Look for the word "Association" in the entries below, then copy every line that has it.

··· STORED RECORDS

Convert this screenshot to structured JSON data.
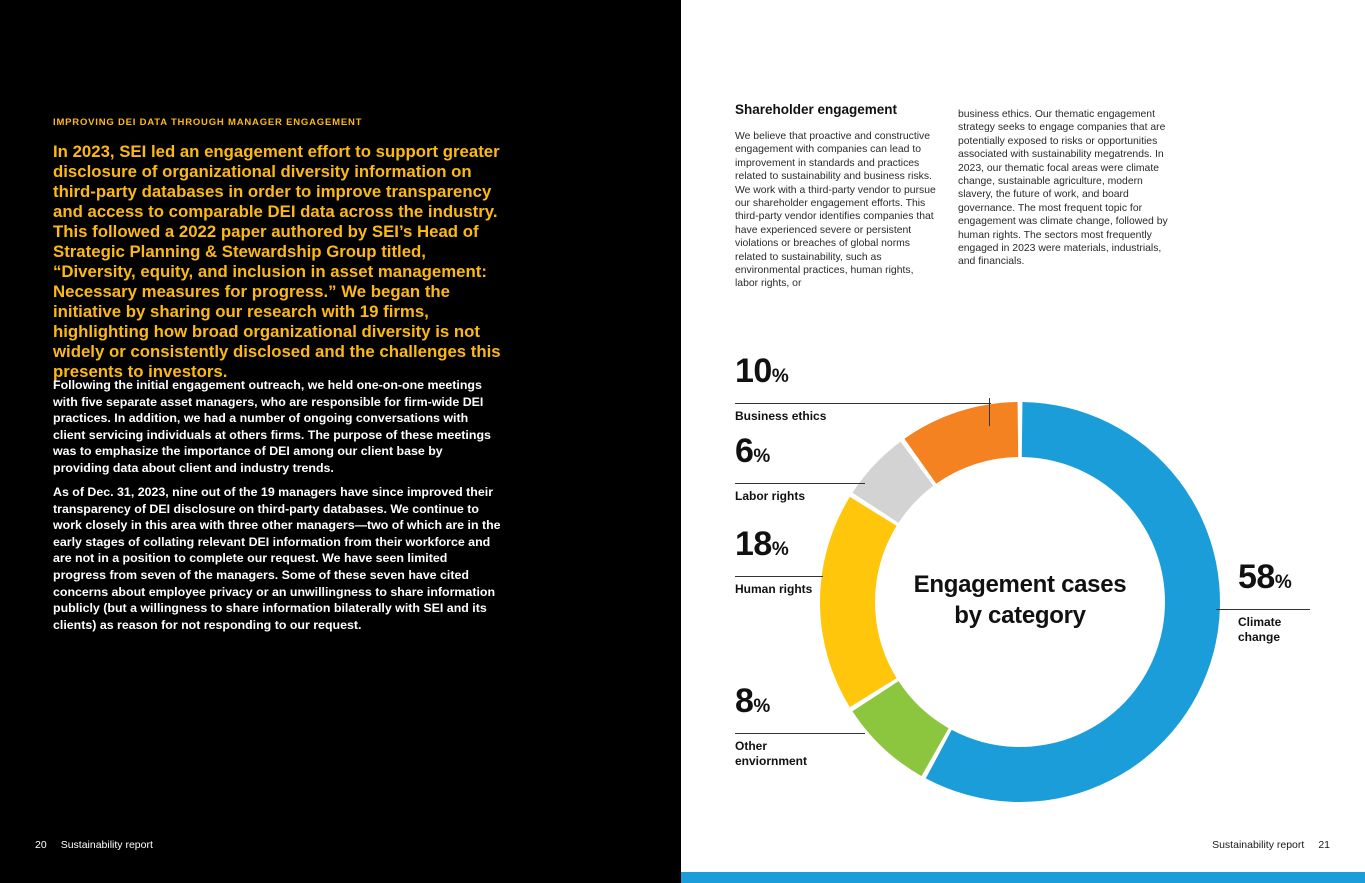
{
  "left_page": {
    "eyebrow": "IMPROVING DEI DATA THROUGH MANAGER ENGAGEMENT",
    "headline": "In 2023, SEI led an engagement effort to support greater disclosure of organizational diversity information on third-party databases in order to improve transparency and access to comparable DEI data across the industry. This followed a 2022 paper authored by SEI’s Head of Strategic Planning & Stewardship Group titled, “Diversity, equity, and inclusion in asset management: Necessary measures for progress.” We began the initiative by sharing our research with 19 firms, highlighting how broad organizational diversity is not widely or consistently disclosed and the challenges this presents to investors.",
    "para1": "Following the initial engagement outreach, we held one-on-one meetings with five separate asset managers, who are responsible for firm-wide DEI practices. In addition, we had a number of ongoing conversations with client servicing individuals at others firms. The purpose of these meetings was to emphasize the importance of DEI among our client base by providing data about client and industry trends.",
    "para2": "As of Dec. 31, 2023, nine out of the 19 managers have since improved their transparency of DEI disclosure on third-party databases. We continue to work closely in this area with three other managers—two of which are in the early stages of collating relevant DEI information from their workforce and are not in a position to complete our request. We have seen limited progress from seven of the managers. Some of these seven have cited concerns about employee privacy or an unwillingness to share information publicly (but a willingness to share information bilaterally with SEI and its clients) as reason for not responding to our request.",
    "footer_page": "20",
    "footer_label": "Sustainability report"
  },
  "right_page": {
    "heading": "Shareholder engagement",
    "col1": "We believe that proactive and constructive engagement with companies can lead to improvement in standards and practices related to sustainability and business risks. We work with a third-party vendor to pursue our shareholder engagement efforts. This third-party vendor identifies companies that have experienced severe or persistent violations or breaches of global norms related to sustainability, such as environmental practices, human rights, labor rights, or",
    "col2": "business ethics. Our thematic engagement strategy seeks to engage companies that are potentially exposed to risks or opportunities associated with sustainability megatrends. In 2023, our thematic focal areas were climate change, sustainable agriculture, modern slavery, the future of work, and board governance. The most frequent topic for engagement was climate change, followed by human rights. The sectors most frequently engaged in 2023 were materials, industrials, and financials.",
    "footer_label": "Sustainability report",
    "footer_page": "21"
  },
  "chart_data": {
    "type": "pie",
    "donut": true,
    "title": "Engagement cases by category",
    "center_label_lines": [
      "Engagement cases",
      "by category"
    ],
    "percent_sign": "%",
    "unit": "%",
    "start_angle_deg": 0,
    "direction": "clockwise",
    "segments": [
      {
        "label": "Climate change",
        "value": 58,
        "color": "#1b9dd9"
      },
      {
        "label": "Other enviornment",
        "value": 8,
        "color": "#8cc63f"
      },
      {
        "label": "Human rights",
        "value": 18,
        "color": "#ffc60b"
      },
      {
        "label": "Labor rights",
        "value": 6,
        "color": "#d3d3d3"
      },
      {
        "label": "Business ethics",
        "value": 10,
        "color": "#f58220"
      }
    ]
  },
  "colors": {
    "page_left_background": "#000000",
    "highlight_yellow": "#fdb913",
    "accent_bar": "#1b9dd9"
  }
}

······
··· STORED RECORDS

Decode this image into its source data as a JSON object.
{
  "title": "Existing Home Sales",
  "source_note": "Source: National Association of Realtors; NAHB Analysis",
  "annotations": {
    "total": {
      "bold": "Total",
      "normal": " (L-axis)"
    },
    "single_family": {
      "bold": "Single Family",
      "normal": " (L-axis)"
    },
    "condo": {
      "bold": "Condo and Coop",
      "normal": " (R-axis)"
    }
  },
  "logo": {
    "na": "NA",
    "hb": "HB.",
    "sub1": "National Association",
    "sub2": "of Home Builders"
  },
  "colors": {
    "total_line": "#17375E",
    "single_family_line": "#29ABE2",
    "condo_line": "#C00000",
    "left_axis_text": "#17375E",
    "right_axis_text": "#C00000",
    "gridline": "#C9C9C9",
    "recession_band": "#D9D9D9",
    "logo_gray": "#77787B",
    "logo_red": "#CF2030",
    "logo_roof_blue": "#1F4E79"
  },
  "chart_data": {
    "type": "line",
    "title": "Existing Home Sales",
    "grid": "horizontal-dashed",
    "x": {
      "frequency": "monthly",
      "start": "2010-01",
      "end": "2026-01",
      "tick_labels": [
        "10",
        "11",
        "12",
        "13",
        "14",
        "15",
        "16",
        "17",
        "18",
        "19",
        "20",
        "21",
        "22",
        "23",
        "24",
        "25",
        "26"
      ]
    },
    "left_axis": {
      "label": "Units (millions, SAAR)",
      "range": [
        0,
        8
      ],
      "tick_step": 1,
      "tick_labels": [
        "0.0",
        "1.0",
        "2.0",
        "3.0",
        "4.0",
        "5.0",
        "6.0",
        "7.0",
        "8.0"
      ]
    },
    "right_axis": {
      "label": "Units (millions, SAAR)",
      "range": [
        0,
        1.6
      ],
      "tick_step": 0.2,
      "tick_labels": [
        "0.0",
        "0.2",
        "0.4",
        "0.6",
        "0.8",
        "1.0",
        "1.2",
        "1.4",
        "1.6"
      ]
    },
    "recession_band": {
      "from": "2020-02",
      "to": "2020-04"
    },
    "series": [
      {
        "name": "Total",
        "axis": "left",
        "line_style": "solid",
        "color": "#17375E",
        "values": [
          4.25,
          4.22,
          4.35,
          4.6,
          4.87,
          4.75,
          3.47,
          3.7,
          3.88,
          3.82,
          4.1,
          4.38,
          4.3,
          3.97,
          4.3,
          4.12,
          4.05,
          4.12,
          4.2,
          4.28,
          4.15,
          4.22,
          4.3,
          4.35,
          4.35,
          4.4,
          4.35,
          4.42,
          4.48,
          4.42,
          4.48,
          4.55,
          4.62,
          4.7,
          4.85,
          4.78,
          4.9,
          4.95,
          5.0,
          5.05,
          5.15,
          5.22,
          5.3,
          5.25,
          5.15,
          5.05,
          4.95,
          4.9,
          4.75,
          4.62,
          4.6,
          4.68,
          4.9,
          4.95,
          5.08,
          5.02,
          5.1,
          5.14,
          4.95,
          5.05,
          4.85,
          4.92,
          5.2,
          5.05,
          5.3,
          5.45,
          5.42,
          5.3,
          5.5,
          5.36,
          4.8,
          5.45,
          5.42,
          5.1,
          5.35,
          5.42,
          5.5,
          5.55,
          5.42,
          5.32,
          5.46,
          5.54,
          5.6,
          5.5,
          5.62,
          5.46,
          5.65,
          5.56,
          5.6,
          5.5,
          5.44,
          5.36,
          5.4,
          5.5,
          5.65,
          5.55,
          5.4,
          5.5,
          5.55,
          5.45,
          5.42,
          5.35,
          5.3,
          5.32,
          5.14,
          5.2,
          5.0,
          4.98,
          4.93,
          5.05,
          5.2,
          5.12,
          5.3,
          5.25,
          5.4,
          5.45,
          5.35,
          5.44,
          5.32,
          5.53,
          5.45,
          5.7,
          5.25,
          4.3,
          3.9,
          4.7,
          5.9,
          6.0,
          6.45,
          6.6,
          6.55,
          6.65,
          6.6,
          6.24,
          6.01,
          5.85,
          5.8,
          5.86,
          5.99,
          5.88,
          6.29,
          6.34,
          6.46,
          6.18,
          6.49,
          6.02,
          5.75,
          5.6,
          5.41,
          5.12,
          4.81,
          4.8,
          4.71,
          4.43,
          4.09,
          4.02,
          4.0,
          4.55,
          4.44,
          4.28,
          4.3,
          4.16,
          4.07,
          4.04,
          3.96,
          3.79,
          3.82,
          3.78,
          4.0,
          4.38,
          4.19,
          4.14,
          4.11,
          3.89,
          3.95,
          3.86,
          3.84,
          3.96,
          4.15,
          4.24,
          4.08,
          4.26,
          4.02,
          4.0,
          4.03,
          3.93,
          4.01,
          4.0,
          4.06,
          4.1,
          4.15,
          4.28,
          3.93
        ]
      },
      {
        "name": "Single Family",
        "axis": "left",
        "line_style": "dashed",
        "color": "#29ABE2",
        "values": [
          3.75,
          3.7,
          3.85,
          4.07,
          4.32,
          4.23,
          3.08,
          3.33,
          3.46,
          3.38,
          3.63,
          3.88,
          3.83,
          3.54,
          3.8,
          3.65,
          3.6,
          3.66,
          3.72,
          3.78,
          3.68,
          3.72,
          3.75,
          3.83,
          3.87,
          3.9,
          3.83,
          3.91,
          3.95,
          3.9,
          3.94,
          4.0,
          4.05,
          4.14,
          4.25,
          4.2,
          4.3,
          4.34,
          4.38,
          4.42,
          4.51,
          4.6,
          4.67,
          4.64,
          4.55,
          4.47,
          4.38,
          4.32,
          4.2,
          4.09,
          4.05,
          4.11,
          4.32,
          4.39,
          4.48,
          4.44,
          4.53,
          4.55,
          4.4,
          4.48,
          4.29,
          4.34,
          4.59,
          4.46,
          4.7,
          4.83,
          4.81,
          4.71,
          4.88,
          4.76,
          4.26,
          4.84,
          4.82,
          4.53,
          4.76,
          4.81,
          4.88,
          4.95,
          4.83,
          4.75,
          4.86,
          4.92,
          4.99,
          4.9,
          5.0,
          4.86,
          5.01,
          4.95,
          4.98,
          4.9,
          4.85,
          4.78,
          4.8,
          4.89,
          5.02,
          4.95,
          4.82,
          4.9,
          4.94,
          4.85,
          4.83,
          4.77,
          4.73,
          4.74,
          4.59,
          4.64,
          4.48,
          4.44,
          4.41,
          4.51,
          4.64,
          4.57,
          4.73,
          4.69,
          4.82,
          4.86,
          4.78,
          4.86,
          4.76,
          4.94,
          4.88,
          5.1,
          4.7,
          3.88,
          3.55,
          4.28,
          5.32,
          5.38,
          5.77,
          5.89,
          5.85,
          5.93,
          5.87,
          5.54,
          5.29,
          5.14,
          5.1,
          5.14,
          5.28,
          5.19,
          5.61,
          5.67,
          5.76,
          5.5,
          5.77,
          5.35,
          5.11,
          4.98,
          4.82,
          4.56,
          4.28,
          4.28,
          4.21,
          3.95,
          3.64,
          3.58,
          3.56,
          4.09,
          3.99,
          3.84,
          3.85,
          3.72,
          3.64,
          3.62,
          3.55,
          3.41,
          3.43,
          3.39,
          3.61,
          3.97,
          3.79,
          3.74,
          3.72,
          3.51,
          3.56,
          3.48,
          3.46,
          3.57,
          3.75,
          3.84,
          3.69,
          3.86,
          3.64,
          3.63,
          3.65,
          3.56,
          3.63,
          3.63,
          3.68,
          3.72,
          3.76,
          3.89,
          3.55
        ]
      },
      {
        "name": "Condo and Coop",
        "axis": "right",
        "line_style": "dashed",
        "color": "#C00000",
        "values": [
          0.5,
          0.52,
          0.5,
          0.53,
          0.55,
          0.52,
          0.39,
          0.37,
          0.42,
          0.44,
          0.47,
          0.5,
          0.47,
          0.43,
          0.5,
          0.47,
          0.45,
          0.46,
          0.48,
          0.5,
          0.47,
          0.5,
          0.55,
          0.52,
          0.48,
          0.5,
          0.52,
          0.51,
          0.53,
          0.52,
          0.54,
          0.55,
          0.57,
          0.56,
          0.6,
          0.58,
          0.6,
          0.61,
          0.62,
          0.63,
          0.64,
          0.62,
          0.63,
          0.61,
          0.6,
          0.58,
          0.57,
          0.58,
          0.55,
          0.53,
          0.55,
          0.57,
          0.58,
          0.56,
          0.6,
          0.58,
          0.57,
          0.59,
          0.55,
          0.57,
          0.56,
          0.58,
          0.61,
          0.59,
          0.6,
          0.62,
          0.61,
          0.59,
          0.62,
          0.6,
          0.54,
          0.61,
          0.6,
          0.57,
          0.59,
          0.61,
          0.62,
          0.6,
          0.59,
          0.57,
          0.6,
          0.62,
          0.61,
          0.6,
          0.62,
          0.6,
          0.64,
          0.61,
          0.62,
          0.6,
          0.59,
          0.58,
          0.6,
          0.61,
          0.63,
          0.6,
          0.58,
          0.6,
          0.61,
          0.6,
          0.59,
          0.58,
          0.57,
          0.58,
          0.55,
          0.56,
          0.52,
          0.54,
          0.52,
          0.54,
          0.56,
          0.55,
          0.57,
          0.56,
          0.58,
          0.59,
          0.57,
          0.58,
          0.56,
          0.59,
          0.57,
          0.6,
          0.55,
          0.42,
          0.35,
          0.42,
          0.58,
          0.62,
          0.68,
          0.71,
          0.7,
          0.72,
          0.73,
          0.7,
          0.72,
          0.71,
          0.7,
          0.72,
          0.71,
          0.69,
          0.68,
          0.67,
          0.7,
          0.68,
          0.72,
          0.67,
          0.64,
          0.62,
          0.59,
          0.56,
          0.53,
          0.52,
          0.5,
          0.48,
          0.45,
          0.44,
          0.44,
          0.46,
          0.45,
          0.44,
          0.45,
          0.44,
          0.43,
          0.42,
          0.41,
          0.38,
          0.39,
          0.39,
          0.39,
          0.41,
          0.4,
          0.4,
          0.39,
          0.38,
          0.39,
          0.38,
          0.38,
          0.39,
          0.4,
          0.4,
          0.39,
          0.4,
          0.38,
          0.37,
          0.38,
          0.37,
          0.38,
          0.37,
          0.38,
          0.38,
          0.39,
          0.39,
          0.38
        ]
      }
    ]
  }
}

······

FULL SOLUTION:
  "source_note": "Source: National Association of Realtors; NAHB Analysis",
    "sub1": "National Association",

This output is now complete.